Data entries for graphics:

◇ ◇ ◇ ◇ ◇ ◇ ◇

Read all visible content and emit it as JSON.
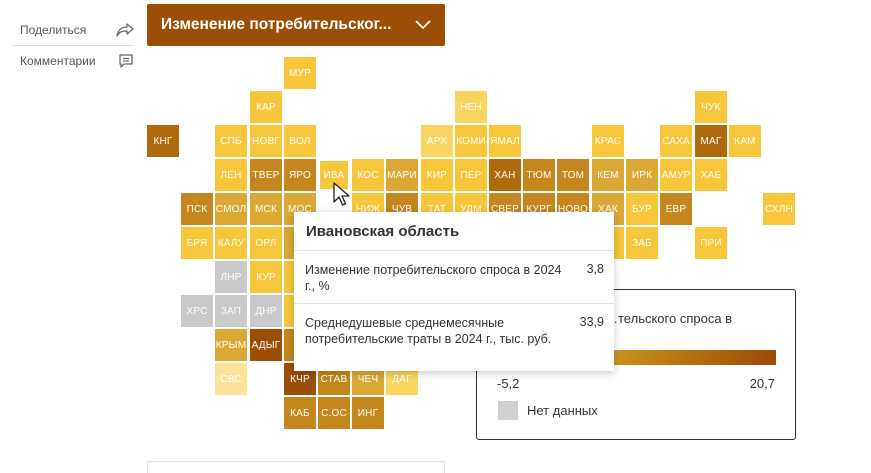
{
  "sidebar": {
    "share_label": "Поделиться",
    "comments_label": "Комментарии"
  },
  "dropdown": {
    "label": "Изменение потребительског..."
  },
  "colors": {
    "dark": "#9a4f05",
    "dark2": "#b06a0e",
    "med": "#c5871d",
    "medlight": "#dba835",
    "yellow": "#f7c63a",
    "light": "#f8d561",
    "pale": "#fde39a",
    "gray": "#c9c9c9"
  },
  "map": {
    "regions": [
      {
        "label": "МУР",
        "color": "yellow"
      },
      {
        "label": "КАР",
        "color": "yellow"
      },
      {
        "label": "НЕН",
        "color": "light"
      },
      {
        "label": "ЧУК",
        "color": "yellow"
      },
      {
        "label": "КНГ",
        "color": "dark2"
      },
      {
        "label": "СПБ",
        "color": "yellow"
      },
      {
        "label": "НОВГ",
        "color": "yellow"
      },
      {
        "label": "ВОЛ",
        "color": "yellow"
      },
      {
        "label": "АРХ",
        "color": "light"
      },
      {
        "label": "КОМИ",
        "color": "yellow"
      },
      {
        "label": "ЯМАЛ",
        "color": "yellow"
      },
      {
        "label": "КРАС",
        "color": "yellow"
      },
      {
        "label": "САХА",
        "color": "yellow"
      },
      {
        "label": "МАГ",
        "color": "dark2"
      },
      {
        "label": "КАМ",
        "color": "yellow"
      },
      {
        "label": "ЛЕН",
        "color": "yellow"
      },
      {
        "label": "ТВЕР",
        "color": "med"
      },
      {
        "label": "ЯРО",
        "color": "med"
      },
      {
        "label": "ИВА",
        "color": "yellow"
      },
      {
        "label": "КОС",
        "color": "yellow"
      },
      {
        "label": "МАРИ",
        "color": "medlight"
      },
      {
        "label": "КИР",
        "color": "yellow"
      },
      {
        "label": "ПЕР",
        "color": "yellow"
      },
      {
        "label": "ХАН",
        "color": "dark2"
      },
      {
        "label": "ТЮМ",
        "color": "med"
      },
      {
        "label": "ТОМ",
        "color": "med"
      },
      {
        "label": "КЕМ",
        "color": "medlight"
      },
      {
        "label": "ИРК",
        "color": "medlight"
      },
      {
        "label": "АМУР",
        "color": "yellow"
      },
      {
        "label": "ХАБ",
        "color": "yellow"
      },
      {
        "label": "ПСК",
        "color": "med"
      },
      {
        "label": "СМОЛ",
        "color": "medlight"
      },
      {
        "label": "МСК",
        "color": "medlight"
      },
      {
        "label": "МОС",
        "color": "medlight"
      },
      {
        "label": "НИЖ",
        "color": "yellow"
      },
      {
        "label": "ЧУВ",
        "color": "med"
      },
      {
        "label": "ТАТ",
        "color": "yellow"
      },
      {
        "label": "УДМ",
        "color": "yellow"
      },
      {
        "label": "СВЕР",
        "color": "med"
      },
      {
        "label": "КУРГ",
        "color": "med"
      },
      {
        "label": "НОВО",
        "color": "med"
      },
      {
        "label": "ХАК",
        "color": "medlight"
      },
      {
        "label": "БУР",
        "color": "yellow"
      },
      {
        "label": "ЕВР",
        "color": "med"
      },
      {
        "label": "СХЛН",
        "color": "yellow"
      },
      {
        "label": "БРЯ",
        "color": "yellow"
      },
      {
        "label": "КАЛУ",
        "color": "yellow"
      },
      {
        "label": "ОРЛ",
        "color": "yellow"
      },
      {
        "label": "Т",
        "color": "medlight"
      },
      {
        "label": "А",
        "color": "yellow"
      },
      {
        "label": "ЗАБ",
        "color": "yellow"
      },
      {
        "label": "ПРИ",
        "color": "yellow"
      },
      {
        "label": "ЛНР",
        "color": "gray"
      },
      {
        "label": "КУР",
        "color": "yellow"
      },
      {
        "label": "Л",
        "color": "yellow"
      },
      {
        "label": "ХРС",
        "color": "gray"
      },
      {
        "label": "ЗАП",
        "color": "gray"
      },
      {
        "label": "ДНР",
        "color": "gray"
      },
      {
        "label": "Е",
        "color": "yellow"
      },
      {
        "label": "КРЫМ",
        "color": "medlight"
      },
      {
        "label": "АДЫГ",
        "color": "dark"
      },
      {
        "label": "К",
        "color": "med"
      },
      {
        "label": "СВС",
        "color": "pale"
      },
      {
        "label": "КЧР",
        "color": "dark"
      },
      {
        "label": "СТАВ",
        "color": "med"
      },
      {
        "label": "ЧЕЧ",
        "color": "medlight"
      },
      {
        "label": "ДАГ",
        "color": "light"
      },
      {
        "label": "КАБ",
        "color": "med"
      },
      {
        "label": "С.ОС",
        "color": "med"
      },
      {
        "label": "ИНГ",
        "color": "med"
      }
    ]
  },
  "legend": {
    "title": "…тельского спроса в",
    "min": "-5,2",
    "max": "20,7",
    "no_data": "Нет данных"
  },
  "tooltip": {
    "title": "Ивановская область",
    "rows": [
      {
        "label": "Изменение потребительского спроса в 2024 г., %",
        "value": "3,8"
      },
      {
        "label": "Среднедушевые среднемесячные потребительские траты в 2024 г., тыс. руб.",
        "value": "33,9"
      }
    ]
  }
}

◇ ◇ ◇ ◇ ◇ ◇ ◇

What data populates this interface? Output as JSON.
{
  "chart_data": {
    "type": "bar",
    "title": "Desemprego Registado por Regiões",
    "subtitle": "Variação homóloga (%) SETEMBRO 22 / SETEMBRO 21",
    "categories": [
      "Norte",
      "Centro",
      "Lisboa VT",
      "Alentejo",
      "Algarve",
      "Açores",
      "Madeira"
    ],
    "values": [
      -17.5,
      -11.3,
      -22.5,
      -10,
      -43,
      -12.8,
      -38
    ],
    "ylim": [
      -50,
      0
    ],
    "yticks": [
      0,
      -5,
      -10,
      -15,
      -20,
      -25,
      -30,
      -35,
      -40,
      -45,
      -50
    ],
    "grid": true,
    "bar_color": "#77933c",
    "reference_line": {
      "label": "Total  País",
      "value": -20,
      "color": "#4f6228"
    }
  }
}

◇ ◇ ◇ ◇ ◇ ◇ ◇

- What you are asked to do:
Gather every line from the listing above in which "Изменение" appears, and copy those lines.

- Solution to this exercise:
    "label": "Изменение потребительског..."
        "label": "Изменение потребительского спроса в 2024 г., %",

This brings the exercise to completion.